• [Exercise brief] Would you return all of this data exactly, leaving nothing out?

== Given records ==

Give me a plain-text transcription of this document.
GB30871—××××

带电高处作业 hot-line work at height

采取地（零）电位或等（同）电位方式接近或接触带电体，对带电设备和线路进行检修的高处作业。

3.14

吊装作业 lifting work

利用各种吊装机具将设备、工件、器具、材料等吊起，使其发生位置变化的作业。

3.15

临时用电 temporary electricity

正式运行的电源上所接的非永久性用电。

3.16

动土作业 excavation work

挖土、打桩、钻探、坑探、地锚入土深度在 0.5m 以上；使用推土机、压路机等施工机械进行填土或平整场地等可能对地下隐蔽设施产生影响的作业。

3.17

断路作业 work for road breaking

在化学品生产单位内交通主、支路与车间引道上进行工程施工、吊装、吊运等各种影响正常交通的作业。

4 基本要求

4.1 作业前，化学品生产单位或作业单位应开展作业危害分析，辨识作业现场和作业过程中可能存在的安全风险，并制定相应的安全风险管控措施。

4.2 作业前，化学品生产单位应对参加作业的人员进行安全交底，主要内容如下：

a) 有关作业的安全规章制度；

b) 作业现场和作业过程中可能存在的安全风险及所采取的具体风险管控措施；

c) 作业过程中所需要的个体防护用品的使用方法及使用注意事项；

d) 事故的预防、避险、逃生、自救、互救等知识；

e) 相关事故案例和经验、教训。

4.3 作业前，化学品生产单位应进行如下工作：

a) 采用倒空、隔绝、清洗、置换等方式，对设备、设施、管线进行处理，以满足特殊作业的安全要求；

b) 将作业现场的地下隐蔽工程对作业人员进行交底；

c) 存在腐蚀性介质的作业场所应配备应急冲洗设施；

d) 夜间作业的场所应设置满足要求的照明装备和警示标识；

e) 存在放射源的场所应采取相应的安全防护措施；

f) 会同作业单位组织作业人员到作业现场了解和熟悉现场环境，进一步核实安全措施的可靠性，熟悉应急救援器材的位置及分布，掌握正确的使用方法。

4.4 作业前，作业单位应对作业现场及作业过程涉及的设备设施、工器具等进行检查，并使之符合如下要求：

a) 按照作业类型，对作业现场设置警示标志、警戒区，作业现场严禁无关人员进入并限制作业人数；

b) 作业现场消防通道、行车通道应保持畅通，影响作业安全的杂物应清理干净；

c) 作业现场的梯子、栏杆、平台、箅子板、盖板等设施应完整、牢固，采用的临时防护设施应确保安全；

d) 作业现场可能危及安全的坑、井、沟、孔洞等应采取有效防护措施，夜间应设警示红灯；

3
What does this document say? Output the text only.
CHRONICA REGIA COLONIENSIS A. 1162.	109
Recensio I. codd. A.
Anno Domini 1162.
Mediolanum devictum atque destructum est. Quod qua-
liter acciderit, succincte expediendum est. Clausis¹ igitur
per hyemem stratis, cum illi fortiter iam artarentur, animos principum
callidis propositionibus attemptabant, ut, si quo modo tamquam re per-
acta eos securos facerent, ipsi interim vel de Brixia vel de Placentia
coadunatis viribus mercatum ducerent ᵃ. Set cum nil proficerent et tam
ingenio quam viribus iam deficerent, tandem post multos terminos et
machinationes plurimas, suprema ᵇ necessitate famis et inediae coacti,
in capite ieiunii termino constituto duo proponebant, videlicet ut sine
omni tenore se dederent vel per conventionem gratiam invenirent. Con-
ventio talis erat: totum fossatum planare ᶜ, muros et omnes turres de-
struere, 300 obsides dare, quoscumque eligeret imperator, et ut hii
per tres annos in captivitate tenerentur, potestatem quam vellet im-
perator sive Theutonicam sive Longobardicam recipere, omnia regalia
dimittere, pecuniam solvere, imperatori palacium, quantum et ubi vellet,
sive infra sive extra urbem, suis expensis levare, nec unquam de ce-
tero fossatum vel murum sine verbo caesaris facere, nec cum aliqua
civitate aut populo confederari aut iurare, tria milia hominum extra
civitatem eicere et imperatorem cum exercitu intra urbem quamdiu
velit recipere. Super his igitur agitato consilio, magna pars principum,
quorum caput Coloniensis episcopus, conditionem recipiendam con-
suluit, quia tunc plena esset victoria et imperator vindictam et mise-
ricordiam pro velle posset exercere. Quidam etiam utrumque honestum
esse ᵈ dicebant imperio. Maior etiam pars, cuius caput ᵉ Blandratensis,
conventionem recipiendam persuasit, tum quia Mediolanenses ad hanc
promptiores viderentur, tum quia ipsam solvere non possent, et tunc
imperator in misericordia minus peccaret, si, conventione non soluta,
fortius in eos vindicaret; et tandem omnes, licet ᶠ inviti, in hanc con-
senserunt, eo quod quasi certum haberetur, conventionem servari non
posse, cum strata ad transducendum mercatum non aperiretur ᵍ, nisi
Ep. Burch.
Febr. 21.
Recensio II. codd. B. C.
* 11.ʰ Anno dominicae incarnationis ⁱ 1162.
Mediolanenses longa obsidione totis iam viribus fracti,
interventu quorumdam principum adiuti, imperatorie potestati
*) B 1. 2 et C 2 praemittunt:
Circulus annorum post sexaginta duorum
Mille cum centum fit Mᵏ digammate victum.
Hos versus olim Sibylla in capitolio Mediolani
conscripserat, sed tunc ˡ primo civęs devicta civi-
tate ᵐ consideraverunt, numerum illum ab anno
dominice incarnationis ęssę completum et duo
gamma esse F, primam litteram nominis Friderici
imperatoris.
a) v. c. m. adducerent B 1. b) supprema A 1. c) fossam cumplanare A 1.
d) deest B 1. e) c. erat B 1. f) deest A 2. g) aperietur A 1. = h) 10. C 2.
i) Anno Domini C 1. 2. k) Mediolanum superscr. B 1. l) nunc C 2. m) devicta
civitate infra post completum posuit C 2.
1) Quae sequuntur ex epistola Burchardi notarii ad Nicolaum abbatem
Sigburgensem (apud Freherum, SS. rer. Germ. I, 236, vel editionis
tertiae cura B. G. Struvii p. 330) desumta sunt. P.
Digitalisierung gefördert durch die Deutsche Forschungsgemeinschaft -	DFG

===

• [Written solution]
Give me a plain-text transcription of this document.
GB30871—××××

带电高处作业 hot-line work at height

采取地（零）电位或等（同）电位方式接近或接触带电体，对带电设备和线路进行检修的高处作业。

3.14

吊装作业 lifting work

利用各种吊装机具将设备、工件、器具、材料等吊起，使其发生位置变化的作业。

3.15

临时用电 temporary electricity

正式运行的电源上所接的非永久性用电。

3.16

动土作业 excavation work

挖土、打桩、钻探、坑探、地锚入土深度在 0.5m 以上；使用推土机、压路机等施工机械进行填土或平整场地等可能对地下隐蔽设施产生影响的作业。

3.17

断路作业 work for road breaking

在化学品生产单位内交通主、支路与车间引道上进行工程施工、吊装、吊运等各种影响正常交通的作业。

4 基本要求

4.1 作业前，化学品生产单位或作业单位应开展作业危害分析，辨识作业现场和作业过程中可能存在的安全风险，并制定相应的安全风险管控措施。

4.2 作业前，化学品生产单位应对参加作业的人员进行安全交底，主要内容如下：

a) 有关作业的安全规章制度；

b) 作业现场和作业过程中可能存在的安全风险及所采取的具体风险管控措施；

c) 作业过程中所需要的个体防护用品的使用方法及使用注意事项；

d) 事故的预防、避险、逃生、自救、互救等知识；

e) 相关事故案例和经验、教训。

4.3 作业前，化学品生产单位应进行如下工作：

a) 采用倒空、隔绝、清洗、置换等方式，对设备、设施、管线进行处理，以满足特殊作业的安全要求；

b) 将作业现场的地下隐蔽工程对作业人员进行交底；

c) 存在腐蚀性介质的作业场所应配备应急冲洗设施；

d) 夜间作业的场所应设置满足要求的照明装备和警示标识；

e) 存在放射源的场所应采取相应的安全防护措施；

f) 会同作业单位组织作业人员到作业现场了解和熟悉现场环境，进一步核实安全措施的可靠性，熟悉应急救援器材的位置及分布，掌握正确的使用方法。

4.4 作业前，作业单位应对作业现场及作业过程涉及的设备设施、工器具等进行检查，并使之符合如下要求：

a) 按照作业类型，对作业现场设置警示标志、警戒区，作业现场严禁无关人员进入并限制作业人数；

b) 作业现场消防通道、行车通道应保持畅通，影响作业安全的杂物应清理干净；

c) 作业现场的梯子、栏杆、平台、箅子板、盖板等设施应完整、牢固，采用的临时防护设施应确保安全；

d) 作业现场可能危及安全的坑、井、沟、孔洞等应采取有效防护措施，夜间应设警示红灯；

3
What does this document say? Output the text only.
CHRONICA REGIA COLONIENSIS A. 1162.	109
Recensio I. codd. A.
Anno Domini 1162.
Mediolanum devictum atque destructum est. Quod qua-
liter acciderit, succincte expediendum est. Clausis¹ igitur
per hyemem stratis, cum illi fortiter iam artarentur, animos principum
callidis propositionibus attemptabant, ut, si quo modo tamquam re per-
acta eos securos facerent, ipsi interim vel de Brixia vel de Placentia
coadunatis viribus mercatum ducerent ᵃ. Set cum nil proficerent et tam
ingenio quam viribus iam deficerent, tandem post multos terminos et
machinationes plurimas, suprema ᵇ necessitate famis et inediae coacti,
in capite ieiunii termino constituto duo proponebant, videlicet ut sine
omni tenore se dederent vel per conventionem gratiam invenirent. Con-
ventio talis erat: totum fossatum planare ᶜ, muros et omnes turres de-
struere, 300 obsides dare, quoscumque eligeret imperator, et ut hii
per tres annos in captivitate tenerentur, potestatem quam vellet im-
perator sive Theutonicam sive Longobardicam recipere, omnia regalia
dimittere, pecuniam solvere, imperatori palacium, quantum et ubi vellet,
sive infra sive extra urbem, suis expensis levare, nec unquam de ce-
tero fossatum vel murum sine verbo caesaris facere, nec cum aliqua
civitate aut populo confederari aut iurare, tria milia hominum extra
civitatem eicere et imperatorem cum exercitu intra urbem quamdiu
velit recipere. Super his igitur agitato consilio, magna pars principum,
quorum caput Coloniensis episcopus, conditionem recipiendam con-
suluit, quia tunc plena esset victoria et imperator vindictam et mise-
ricordiam pro velle posset exercere. Quidam etiam utrumque honestum
esse ᵈ dicebant imperio. Maior etiam pars, cuius caput ᵉ Blandratensis,
conventionem recipiendam persuasit, tum quia Mediolanenses ad hanc
promptiores viderentur, tum quia ipsam solvere non possent, et tunc
imperator in misericordia minus peccaret, si, conventione non soluta,
fortius in eos vindicaret; et tandem omnes, licet ᶠ inviti, in hanc con-
senserunt, eo quod quasi certum haberetur, conventionem servari non
posse, cum strata ad transducendum mercatum non aperiretur ᵍ, nisi
Ep. Burch.
Febr. 21.
Recensio II. codd. B. C.
* 11.ʰ Anno dominicae incarnationis ⁱ 1162.
Mediolanenses longa obsidione totis iam viribus fracti,
interventu quorumdam principum adiuti, imperatorie potestati
*) B 1. 2 et C 2 praemittunt:
Circulus annorum post sexaginta duorum
Mille cum centum fit Mᵏ digammate victum.
Hos versus olim Sibylla in capitolio Mediolani
conscripserat, sed tunc ˡ primo civęs devicta civi-
tate ᵐ consideraverunt, numerum illum ab anno
dominice incarnationis ęssę completum et duo
gamma esse F, primam litteram nominis Friderici
imperatoris.
a) v. c. m. adducerent B 1. b) supprema A 1. c) fossam cumplanare A 1.
d) deest B 1. e) c. erat B 1. f) deest A 2. g) aperietur A 1. = h) 10. C 2.
i) Anno Domini C 1. 2. k) Mediolanum superscr. B 1. l) nunc C 2. m) devicta
civitate infra post completum posuit C 2.
1) Quae sequuntur ex epistola Burchardi notarii ad Nicolaum abbatem
Sigburgensem (apud Freherum, SS. rer. Germ. I, 236, vel editionis
tertiae cura B. G. Struvii p. 330) desumta sunt. P.
Digitalisierung gefördert durch die Deutsche Forschungsgemeinschaft -	DFG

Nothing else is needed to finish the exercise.